[start of GIVEN INFORMATION]
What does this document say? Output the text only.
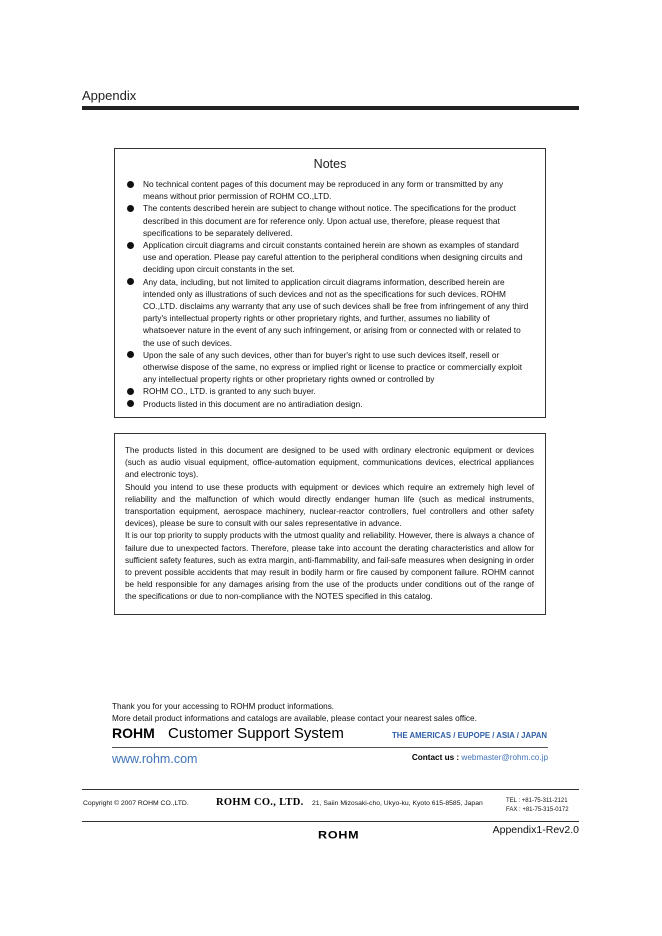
Appendix
Notes
No technical content pages of this document may be reproduced in any form or transmitted by any means without prior permission of ROHM CO.,LTD.
The contents described herein are subject to change without notice. The specifications for the product described in this document are for reference only. Upon actual use, therefore, please request that specifications to be separately delivered.
Application circuit diagrams and circuit constants contained herein are shown as examples of standard use and operation. Please pay careful attention to the peripheral conditions when designing circuits and deciding upon circuit constants in the set.
Any data, including, but not limited to application circuit diagrams information, described herein are intended only as illustrations of such devices and not as the specifications for such devices. ROHM CO.,LTD. disclaims any warranty that any use of such devices shall be free from infringement of any third party's intellectual property rights or other proprietary rights, and further, assumes no liability of whatsoever nature in the event of any such infringement, or arising from or connected with or related to the use of such devices.
Upon the sale of any such devices, other than for buyer's right to use such devices itself, resell or otherwise dispose of the same, no express or implied right or license to practice or commercially exploit any intellectual property rights or other proprietary rights owned or controlled by
ROHM CO., LTD. is granted to any such buyer.
Products listed in this document are no antiradiation design.

The products listed in this document are designed to be used with ordinary electronic equipment or devices (such as audio visual equipment, office-automation equipment, communications devices, electrical appliances and electronic toys).

Should you intend to use these products with equipment or devices which require an extremely high level of reliability and the malfunction of which would directly endanger human life (such as medical instruments, transportation equipment, aerospace machinery, nuclear-reactor controllers, fuel controllers and other safety devices), please be sure to consult with our sales representative in advance.

It is our top priority to supply products with the utmost quality and reliability. However, there is always a chance of failure due to unexpected factors. Therefore, please take into account the derating characteristics and allow for sufficient safety features, such as extra margin, anti-flammability, and fail-safe measures when designing in order to prevent possible accidents that may result in bodily harm or fire caused by component failure. ROHM cannot be held responsible for any damages arising from the use of the products under conditions out of the range of the specifications or due to non-compliance with the NOTES specified in this catalog.

Thank you for your accessing to ROHM product informations.

More detail product informations and catalogs are available, please contact your nearest sales office.

ROHM Customer Support System	THE AMERICAS / EUPOPE / ASIA / JAPAN
www.rohm.com	Contact us : webmaster@rohm.co.jp
Copyright © 2007 ROHM CO.,LTD.	ROHM CO., LTD. 21, Saiin Mizosaki-cho, Ukyo-ku, Kyoto 615-8585, Japan	TEL : +81-75-311-2121

FAX : +81-75-315-0172

ROHM	Appendix1-Rev2.0
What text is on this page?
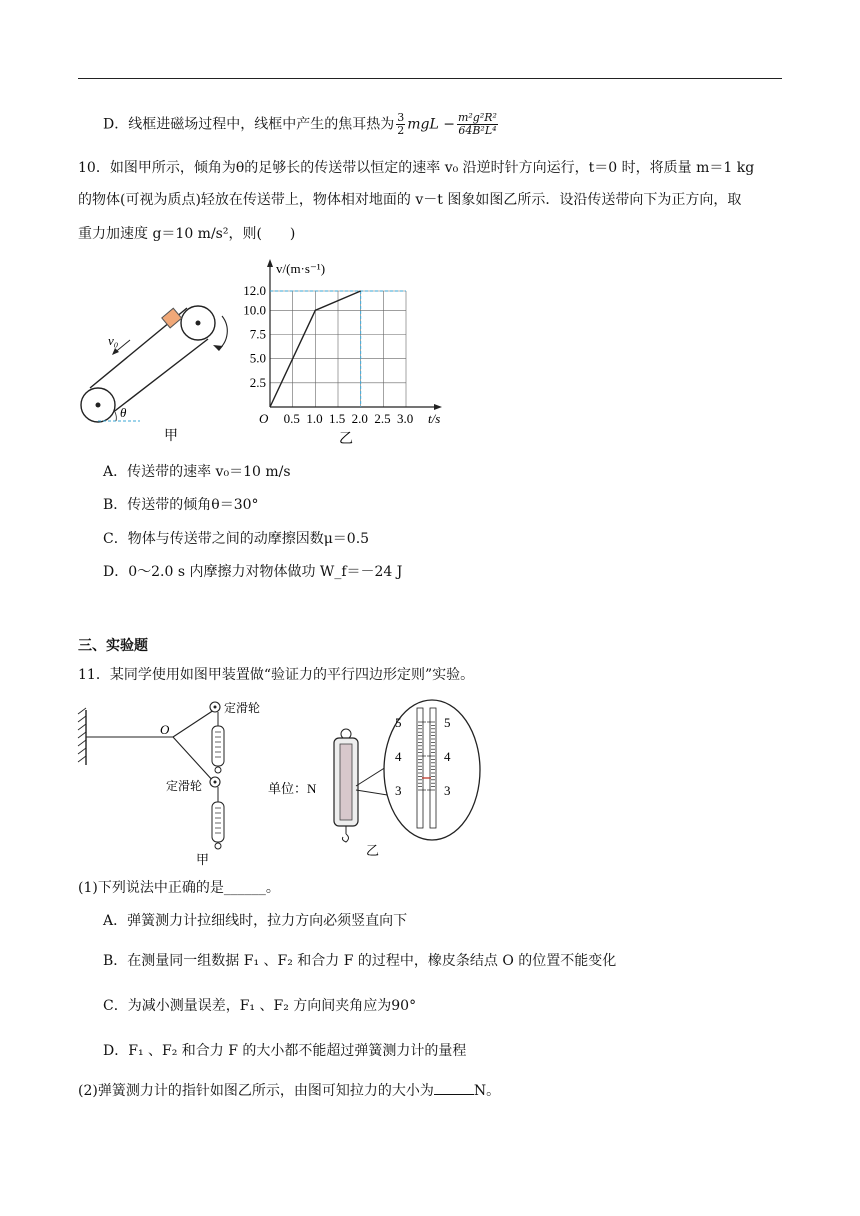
D．线框进磁场过程中，线框中产生的焦耳热为 $\frac{3}{2}$ mgL − $\frac{\text{m²g²R²}}{\text{64B²L⁴}}$
10．如图甲所示，倾角为θ的足够长的传送带以恒定的速率 v₀ 沿逆时针方向运行，t＝0 时，将质量 m＝1 kg
的物体(可视为质点)轻放在传送带上，物体相对地面的 v－t 图象如图乙所示．设沿传送带向下为正方向，取
重力加速度 g＝10 m/s²，则(　　)
v₀
θ
甲
0.5 1.0 1.5 2.0 2.5 3.0
2.5
5.0
7.5
10.0
12.0
v/(m·s⁻¹)
t/s
O
乙
A．传送带的速率 v₀＝10 m/s
B．传送带的倾角θ＝30°
C．物体与传送带之间的动摩擦因数μ＝0.5
D．0～2.0 s 内摩擦力对物体做功 W_f＝－24 J
三、实验题
11．某同学使用如图甲装置做“验证力的平行四边形定则”实验。
O
定滑轮
定滑轮
甲
单位：N
5
4
3
5
4
3
乙
(1)下列说法中正确的是______。
A．弹簧测力计拉细线时，拉力方向必须竖直向下
B．在测量同一组数据 F₁ 、F₂ 和合力 F 的过程中，橡皮条结点 O 的位置不能变化
C．为减小测量误差，F₁ 、F₂ 方向间夹角应为90°
D．F₁ 、F₂ 和合力 F 的大小都不能超过弹簧测力计的量程
(2)弹簧测力计的指针如图乙所示，由图可知拉力的大小为	N。
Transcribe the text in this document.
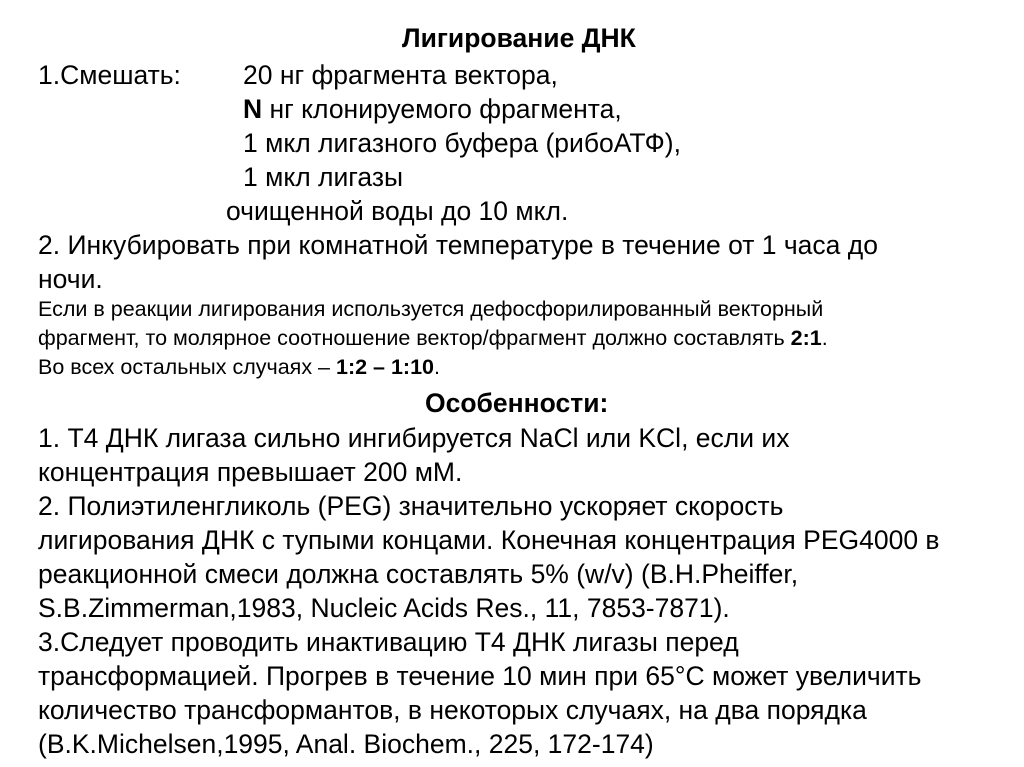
Лигирование ДНК
1.Смешать: 20 нг фрагмента вектора,
N нг клонируемого фрагмента,
1 мкл лигазного буфера (рибоАТФ),
1 мкл лигазы
очищенной воды до 10 мкл.
2. Инкубировать при комнатной температуре в течение от 1 часа до
ночи.
Если в реакции лигирования используется дефосфорилированный векторный
фрагмент, то молярное соотношение вектор/фрагмент должно составлять 2:1.
Во всех остальных случаях – 1:2 – 1:10.
Особенности:
1. Т4 ДНК лигаза сильно ингибируется NaCl или KCl, если их
концентрация превышает 200 мМ.
2. Полиэтиленгликоль (PEG) значительно ускоряет скорость
лигирования ДНК с тупыми концами. Конечная концентрация PEG4000 в
реакционной смеси должна составлять 5% (w/v) (B.H.Pheiffer,
S.B.Zimmerman,1983, Nucleic Acids Res., 11, 7853-7871).
3.Следует проводить инактивацию Т4 ДНК лигазы перед
трансформацией. Прогрев в течение 10 мин при 65°C может увеличить
количество трансформантов, в некоторых случаях, на два порядка
(B.K.Michelsen,1995, Anal. Biochem., 225, 172-174)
[end of GIVEN INFORMATION]
STATED PROBLEM> Leave out all images, then reproduce the entries above exactly.

RESULT FOR THIS TASK>
What does this document say? Output the text only.
Appendix
Notes
No technical content pages of this document may be reproduced in any form or transmitted by any means without prior permission of ROHM CO.,LTD.
The contents described herein are subject to change without notice. The specifications for the product described in this document are for reference only. Upon actual use, therefore, please request that specifications to be separately delivered.
Application circuit diagrams and circuit constants contained herein are shown as examples of standard use and operation. Please pay careful attention to the peripheral conditions when designing circuits and deciding upon circuit constants in the set.
Any data, including, but not limited to application circuit diagrams information, described herein are intended only as illustrations of such devices and not as the specifications for such devices. ROHM CO.,LTD. disclaims any warranty that any use of such devices shall be free from infringement of any third party's intellectual property rights or other proprietary rights, and further, assumes no liability of whatsoever nature in the event of any such infringement, or arising from or connected with or related to the use of such devices.
Upon the sale of any such devices, other than for buyer's right to use such devices itself, resell or otherwise dispose of the same, no express or implied right or license to practice or commercially exploit any intellectual property rights or other proprietary rights owned or controlled by
ROHM CO., LTD. is granted to any such buyer.
Products listed in this document are no antiradiation design.

The products listed in this document are designed to be used with ordinary electronic equipment or devices (such as audio visual equipment, office-automation equipment, communications devices, electrical appliances and electronic toys).

Should you intend to use these products with equipment or devices which require an extremely high level of reliability and the malfunction of which would directly endanger human life (such as medical instruments, transportation equipment, aerospace machinery, nuclear-reactor controllers, fuel controllers and other safety devices), please be sure to consult with our sales representative in advance.

It is our top priority to supply products with the utmost quality and reliability. However, there is always a chance of failure due to unexpected factors. Therefore, please take into account the derating characteristics and allow for sufficient safety features, such as extra margin, anti-flammability, and fail-safe measures when designing in order to prevent possible accidents that may result in bodily harm or fire caused by component failure. ROHM cannot be held responsible for any damages arising from the use of the products under conditions out of the range of the specifications or due to non-compliance with the NOTES specified in this catalog.

Thank you for your accessing to ROHM product informations.

More detail product informations and catalogs are available, please contact your nearest sales office.

ROHM Customer Support System	THE AMERICAS / EUPOPE / ASIA / JAPAN
www.rohm.com	Contact us : webmaster@rohm.co.jp
Copyright © 2007 ROHM CO.,LTD.	ROHM CO., LTD. 21, Saiin Mizosaki-cho, Ukyo-ku, Kyoto 615-8585, Japan	TEL : +81-75-311-2121

FAX : +81-75-315-0172

ROHM	Appendix1-Rev2.0
What text is on this page?
D．线框进磁场过程中，线框中产生的焦耳热为 $\frac{3}{2}$ mgL − $\frac{\text{m²g²R²}}{\text{64B²L⁴}}$
10．如图甲所示，倾角为θ的足够长的传送带以恒定的速率 v₀ 沿逆时针方向运行，t＝0 时，将质量 m＝1 kg
的物体(可视为质点)轻放在传送带上，物体相对地面的 v－t 图象如图乙所示．设沿传送带向下为正方向，取
重力加速度 g＝10 m/s²，则(　　)
v₀
θ
甲
0.5 1.0 1.5 2.0 2.5 3.0
2.5
5.0
7.5
10.0
12.0
v/(m·s⁻¹)
t/s
O
乙
A．传送带的速率 v₀＝10 m/s
B．传送带的倾角θ＝30°
C．物体与传送带之间的动摩擦因数μ＝0.5
D．0～2.0 s 内摩擦力对物体做功 W_f＝－24 J
三、实验题
11．某同学使用如图甲装置做“验证力的平行四边形定则”实验。
O
定滑轮
定滑轮
甲
单位：N
5
4
3
5
4
3
乙
(1)下列说法中正确的是______。
A．弹簧测力计拉细线时，拉力方向必须竖直向下
B．在测量同一组数据 F₁ 、F₂ 和合力 F 的过程中，橡皮条结点 O 的位置不能变化
C．为减小测量误差，F₁ 、F₂ 方向间夹角应为90°
D．F₁ 、F₂ 和合力 F 的大小都不能超过弹簧测力计的量程
(2)弹簧测力计的指针如图乙所示，由图可知拉力的大小为	N。
Transcribe the text in this document.
Лигирование ДНК
1.Смешать: 20 нг фрагмента вектора,
N нг клонируемого фрагмента,
1 мкл лигазного буфера (рибоАТФ),
1 мкл лигазы
очищенной воды до 10 мкл.
2. Инкубировать при комнатной температуре в течение от 1 часа до
ночи.
Если в реакции лигирования используется дефосфорилированный векторный
фрагмент, то молярное соотношение вектор/фрагмент должно составлять 2:1.
Во всех остальных случаях – 1:2 – 1:10.
Особенности:
1. Т4 ДНК лигаза сильно ингибируется NaCl или KCl, если их
концентрация превышает 200 мМ.
2. Полиэтиленгликоль (PEG) значительно ускоряет скорость
лигирования ДНК с тупыми концами. Конечная концентрация PEG4000 в
реакционной смеси должна составлять 5% (w/v) (B.H.Pheiffer,
S.B.Zimmerman,1983, Nucleic Acids Res., 11, 7853-7871).
3.Следует проводить инактивацию Т4 ДНК лигазы перед
трансформацией. Прогрев в течение 10 мин при 65°C может увеличить
количество трансформантов, в некоторых случаях, на два порядка
(B.K.Michelsen,1995, Anal. Biochem., 225, 172-174)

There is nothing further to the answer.